◆ What you should do ◆
Can you print every record below exactly as written?

Start Record set

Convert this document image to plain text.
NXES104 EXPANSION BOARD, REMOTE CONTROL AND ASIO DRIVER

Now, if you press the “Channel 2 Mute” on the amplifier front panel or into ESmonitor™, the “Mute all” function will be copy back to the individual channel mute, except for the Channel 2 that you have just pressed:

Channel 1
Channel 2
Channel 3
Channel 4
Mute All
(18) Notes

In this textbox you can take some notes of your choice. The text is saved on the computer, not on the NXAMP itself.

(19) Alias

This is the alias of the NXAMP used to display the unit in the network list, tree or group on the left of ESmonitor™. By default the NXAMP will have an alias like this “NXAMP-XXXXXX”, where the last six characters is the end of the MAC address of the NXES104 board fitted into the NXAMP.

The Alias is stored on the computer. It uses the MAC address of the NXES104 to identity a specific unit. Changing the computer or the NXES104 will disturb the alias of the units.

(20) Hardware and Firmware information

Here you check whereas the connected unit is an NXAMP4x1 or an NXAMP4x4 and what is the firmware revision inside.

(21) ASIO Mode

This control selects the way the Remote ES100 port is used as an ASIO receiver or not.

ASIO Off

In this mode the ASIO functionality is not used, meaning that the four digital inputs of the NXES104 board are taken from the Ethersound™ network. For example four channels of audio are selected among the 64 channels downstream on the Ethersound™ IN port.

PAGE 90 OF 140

End Record set

◆ Answer for the task ◆
Convert this document image to plain text.
NXES104 EXPANSION BOARD, REMOTE CONTROL AND ASIO DRIVER

Now, if you press the “Channel 2 Mute” on the amplifier front panel or into ESmonitor™, the “Mute all” function will be copy back to the individual channel mute, except for the Channel 2 that you have just pressed:

Channel 1
Channel 2
Channel 3
Channel 4
Mute All
(18) Notes

In this textbox you can take some notes of your choice. The text is saved on the computer, not on the NXAMP itself.

(19) Alias

This is the alias of the NXAMP used to display the unit in the network list, tree or group on the left of ESmonitor™. By default the NXAMP will have an alias like this “NXAMP-XXXXXX”, where the last six characters is the end of the MAC address of the NXES104 board fitted into the NXAMP.

The Alias is stored on the computer. It uses the MAC address of the NXES104 to identity a specific unit. Changing the computer or the NXES104 will disturb the alias of the units.

(20) Hardware and Firmware information

Here you check whereas the connected unit is an NXAMP4x1 or an NXAMP4x4 and what is the firmware revision inside.

(21) ASIO Mode

This control selects the way the Remote ES100 port is used as an ASIO receiver or not.

ASIO Off

In this mode the ASIO functionality is not used, meaning that the four digital inputs of the NXES104 board are taken from the Ethersound™ network. For example four channels of audio are selected among the 64 channels downstream on the Ethersound™ IN port.

PAGE 90 OF 140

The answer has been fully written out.